* GOAL *
Restate each of the lines given below, word for word.

(Data entries)

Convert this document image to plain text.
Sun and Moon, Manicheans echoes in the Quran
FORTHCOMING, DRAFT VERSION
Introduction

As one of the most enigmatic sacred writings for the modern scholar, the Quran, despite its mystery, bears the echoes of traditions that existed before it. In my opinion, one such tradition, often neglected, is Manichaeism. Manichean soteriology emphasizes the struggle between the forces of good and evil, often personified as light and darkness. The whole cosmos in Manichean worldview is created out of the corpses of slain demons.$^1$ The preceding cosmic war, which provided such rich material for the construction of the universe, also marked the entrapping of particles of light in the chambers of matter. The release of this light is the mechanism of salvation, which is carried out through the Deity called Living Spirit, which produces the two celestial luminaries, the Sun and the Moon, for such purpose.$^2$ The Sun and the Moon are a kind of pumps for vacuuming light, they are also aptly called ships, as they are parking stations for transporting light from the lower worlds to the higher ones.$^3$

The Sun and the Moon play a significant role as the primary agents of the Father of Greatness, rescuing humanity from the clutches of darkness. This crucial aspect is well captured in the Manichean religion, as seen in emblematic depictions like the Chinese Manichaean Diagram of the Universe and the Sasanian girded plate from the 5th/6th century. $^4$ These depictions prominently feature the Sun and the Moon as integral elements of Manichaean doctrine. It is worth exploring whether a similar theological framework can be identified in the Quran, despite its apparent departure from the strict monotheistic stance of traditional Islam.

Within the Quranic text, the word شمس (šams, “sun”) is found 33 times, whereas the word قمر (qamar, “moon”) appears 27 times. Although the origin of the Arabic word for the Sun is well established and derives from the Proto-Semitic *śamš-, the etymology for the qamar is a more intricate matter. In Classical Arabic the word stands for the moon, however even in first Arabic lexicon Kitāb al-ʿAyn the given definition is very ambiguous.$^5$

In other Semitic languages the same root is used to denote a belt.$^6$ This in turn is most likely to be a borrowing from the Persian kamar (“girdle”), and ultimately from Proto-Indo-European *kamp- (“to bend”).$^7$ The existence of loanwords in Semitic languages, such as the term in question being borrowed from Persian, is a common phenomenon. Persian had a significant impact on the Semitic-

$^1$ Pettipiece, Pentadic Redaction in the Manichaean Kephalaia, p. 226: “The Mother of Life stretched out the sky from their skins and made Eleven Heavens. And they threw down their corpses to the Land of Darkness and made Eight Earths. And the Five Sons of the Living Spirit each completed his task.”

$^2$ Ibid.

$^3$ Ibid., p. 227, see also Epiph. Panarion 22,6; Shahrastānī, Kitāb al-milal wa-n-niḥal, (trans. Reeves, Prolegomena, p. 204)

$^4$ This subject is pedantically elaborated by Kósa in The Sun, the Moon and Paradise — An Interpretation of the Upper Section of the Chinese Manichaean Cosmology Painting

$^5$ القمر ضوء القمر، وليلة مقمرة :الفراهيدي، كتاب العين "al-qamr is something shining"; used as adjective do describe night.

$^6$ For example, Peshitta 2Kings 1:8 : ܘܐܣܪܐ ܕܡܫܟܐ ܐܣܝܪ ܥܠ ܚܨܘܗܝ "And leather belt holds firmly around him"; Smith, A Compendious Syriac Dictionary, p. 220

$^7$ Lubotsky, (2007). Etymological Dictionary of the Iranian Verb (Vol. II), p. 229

* EXERCISE OUTPUT *
Convert this document image to plain text.
Sun and Moon, Manicheans echoes in the Quran
FORTHCOMING, DRAFT VERSION
Introduction

As one of the most enigmatic sacred writings for the modern scholar, the Quran, despite its mystery, bears the echoes of traditions that existed before it. In my opinion, one such tradition, often neglected, is Manichaeism. Manichean soteriology emphasizes the struggle between the forces of good and evil, often personified as light and darkness. The whole cosmos in Manichean worldview is created out of the corpses of slain demons.$^1$ The preceding cosmic war, which provided such rich material for the construction of the universe, also marked the entrapping of particles of light in the chambers of matter. The release of this light is the mechanism of salvation, which is carried out through the Deity called Living Spirit, which produces the two celestial luminaries, the Sun and the Moon, for such purpose.$^2$ The Sun and the Moon are a kind of pumps for vacuuming light, they are also aptly called ships, as they are parking stations for transporting light from the lower worlds to the higher ones.$^3$

The Sun and the Moon play a significant role as the primary agents of the Father of Greatness, rescuing humanity from the clutches of darkness. This crucial aspect is well captured in the Manichean religion, as seen in emblematic depictions like the Chinese Manichaean Diagram of the Universe and the Sasanian girded plate from the 5th/6th century. $^4$ These depictions prominently feature the Sun and the Moon as integral elements of Manichaean doctrine. It is worth exploring whether a similar theological framework can be identified in the Quran, despite its apparent departure from the strict monotheistic stance of traditional Islam.

Within the Quranic text, the word شمس (šams, “sun”) is found 33 times, whereas the word قمر (qamar, “moon”) appears 27 times. Although the origin of the Arabic word for the Sun is well established and derives from the Proto-Semitic *śamš-, the etymology for the qamar is a more intricate matter. In Classical Arabic the word stands for the moon, however even in first Arabic lexicon Kitāb al-ʿAyn the given definition is very ambiguous.$^5$

In other Semitic languages the same root is used to denote a belt.$^6$ This in turn is most likely to be a borrowing from the Persian kamar (“girdle”), and ultimately from Proto-Indo-European *kamp- (“to bend”).$^7$ The existence of loanwords in Semitic languages, such as the term in question being borrowed from Persian, is a common phenomenon. Persian had a significant impact on the Semitic-

$^1$ Pettipiece, Pentadic Redaction in the Manichaean Kephalaia, p. 226: “The Mother of Life stretched out the sky from their skins and made Eleven Heavens. And they threw down their corpses to the Land of Darkness and made Eight Earths. And the Five Sons of the Living Spirit each completed his task.”

$^2$ Ibid.

$^3$ Ibid., p. 227, see also Epiph. Panarion 22,6; Shahrastānī, Kitāb al-milal wa-n-niḥal, (trans. Reeves, Prolegomena, p. 204)

$^4$ This subject is pedantically elaborated by Kósa in The Sun, the Moon and Paradise — An Interpretation of the Upper Section of the Chinese Manichaean Cosmology Painting

$^5$ القمر ضوء القمر، وليلة مقمرة :الفراهيدي، كتاب العين "al-qamr is something shining"; used as adjective do describe night.

$^6$ For example, Peshitta 2Kings 1:8 : ܘܐܣܪܐ ܕܡܫܟܐ ܐܣܝܪ ܥܠ ܚܨܘܗܝ "And leather belt holds firmly around him"; Smith, A Compendious Syriac Dictionary, p. 220

$^7$ Lubotsky, (2007). Etymological Dictionary of the Iranian Verb (Vol. II), p. 229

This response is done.